__GIVEN TASK__. Answer with nothing except the number of lines that contain the word "კანაპე".
= = = = =
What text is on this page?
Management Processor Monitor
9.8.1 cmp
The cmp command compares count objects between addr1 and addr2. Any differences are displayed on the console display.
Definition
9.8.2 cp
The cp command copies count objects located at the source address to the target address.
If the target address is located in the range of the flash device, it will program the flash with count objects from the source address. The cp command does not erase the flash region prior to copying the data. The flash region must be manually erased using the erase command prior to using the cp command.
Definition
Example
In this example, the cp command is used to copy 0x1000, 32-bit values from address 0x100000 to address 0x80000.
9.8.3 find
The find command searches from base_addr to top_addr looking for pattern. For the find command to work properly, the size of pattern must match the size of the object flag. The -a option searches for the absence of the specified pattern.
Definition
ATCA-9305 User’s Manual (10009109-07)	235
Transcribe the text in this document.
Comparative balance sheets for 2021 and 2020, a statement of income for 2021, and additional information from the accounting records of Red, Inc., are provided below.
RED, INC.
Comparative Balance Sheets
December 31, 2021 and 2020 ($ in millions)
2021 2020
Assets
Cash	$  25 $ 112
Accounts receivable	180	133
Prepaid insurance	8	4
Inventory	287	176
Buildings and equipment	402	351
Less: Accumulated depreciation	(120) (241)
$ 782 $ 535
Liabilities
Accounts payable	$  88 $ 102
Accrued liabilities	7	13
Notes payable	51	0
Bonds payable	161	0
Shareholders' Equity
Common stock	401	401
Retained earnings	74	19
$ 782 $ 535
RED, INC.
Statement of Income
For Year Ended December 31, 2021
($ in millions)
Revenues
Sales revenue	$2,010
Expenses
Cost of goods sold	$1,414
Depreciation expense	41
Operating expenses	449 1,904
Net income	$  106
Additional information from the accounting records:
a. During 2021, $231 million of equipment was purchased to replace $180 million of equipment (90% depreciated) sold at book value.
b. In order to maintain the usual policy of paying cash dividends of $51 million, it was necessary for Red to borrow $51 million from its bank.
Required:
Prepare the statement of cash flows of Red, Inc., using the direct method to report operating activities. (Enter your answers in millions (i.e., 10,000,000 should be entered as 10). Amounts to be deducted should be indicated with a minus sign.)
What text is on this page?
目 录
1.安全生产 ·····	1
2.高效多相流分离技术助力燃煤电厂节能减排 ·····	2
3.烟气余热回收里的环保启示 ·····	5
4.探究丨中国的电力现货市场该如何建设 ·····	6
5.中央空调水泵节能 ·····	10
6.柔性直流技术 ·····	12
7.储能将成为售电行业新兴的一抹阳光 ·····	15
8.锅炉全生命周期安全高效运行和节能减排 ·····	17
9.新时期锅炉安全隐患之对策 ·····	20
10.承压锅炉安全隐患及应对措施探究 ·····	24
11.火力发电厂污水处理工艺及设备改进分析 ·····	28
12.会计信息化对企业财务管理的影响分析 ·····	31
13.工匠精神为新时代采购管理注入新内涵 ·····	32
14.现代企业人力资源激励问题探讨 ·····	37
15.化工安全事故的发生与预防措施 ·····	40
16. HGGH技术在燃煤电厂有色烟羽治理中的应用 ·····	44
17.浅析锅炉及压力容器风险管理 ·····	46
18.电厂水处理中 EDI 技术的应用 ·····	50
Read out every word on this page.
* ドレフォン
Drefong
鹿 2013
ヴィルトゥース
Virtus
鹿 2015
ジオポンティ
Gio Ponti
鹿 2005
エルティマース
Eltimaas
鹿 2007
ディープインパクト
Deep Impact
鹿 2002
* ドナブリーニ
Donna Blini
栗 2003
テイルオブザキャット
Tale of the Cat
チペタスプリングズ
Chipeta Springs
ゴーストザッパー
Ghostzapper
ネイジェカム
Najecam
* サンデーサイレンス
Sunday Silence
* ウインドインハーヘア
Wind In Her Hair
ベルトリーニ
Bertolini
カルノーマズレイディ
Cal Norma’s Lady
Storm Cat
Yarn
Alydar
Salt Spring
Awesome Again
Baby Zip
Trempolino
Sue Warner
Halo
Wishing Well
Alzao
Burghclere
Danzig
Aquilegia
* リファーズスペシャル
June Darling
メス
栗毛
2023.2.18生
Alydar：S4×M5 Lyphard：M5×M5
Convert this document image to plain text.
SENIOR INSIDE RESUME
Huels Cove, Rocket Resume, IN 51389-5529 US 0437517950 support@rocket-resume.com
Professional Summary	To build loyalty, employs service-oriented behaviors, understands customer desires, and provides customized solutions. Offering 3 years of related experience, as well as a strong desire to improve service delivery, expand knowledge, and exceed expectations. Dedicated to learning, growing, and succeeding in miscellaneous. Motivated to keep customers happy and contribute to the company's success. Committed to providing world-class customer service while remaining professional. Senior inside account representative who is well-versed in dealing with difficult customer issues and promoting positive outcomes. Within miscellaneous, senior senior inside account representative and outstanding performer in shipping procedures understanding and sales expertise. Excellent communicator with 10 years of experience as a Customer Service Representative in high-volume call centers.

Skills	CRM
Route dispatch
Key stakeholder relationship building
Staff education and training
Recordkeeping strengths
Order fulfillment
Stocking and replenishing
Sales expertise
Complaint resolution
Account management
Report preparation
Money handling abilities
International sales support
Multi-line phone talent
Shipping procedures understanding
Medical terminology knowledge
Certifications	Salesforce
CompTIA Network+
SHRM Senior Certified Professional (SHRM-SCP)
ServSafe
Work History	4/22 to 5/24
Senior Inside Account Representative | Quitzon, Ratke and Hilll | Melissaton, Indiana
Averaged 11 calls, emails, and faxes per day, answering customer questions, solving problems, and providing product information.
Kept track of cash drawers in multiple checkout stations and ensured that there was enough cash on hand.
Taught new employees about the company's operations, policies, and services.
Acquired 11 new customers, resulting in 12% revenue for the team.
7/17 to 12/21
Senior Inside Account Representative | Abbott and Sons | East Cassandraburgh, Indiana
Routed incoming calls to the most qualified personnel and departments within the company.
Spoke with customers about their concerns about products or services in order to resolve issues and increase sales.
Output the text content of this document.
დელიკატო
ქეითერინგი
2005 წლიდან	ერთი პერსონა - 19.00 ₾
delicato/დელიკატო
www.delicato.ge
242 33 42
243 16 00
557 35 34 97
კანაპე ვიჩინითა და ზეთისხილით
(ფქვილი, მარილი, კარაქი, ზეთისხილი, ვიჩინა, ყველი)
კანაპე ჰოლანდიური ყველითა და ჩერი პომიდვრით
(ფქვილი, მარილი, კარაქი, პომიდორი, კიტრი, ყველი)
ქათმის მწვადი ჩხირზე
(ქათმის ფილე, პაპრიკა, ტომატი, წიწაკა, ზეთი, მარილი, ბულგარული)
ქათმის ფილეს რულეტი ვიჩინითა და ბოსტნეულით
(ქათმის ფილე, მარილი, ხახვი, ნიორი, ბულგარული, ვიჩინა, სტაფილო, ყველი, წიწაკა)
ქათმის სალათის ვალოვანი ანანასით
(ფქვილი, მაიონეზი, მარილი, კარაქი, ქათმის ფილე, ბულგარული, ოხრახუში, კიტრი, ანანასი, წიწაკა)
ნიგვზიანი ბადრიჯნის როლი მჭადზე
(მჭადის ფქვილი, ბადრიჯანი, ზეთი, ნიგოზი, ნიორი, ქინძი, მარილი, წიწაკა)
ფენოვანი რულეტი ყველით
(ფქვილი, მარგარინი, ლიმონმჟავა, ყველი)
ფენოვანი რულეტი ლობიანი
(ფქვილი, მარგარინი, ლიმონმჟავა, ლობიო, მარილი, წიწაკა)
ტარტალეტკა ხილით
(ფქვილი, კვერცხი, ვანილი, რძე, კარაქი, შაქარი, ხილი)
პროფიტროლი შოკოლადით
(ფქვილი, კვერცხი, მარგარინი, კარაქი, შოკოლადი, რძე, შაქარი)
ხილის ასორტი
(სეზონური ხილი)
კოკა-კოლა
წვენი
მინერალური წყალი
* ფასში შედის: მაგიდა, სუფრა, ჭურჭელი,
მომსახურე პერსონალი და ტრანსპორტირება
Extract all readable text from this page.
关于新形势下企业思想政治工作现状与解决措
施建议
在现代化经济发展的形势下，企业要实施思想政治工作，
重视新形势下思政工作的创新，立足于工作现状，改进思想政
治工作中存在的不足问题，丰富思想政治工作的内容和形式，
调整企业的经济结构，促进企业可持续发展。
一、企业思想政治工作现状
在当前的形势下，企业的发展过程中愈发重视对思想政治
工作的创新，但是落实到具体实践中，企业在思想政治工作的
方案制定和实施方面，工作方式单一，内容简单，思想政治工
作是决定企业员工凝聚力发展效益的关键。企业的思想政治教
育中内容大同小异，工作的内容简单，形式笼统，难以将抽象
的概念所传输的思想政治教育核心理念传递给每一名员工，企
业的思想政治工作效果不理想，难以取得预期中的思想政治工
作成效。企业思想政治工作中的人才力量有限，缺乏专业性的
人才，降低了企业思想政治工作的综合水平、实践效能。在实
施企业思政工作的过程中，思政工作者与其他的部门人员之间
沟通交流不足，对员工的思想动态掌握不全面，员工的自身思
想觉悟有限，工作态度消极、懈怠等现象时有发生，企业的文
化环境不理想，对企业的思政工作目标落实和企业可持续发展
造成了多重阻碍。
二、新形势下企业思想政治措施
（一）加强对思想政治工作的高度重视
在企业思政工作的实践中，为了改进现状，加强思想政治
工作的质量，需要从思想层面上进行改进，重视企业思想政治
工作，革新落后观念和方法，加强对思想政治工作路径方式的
= = = = =
__EXPECTED ANSWER__. 2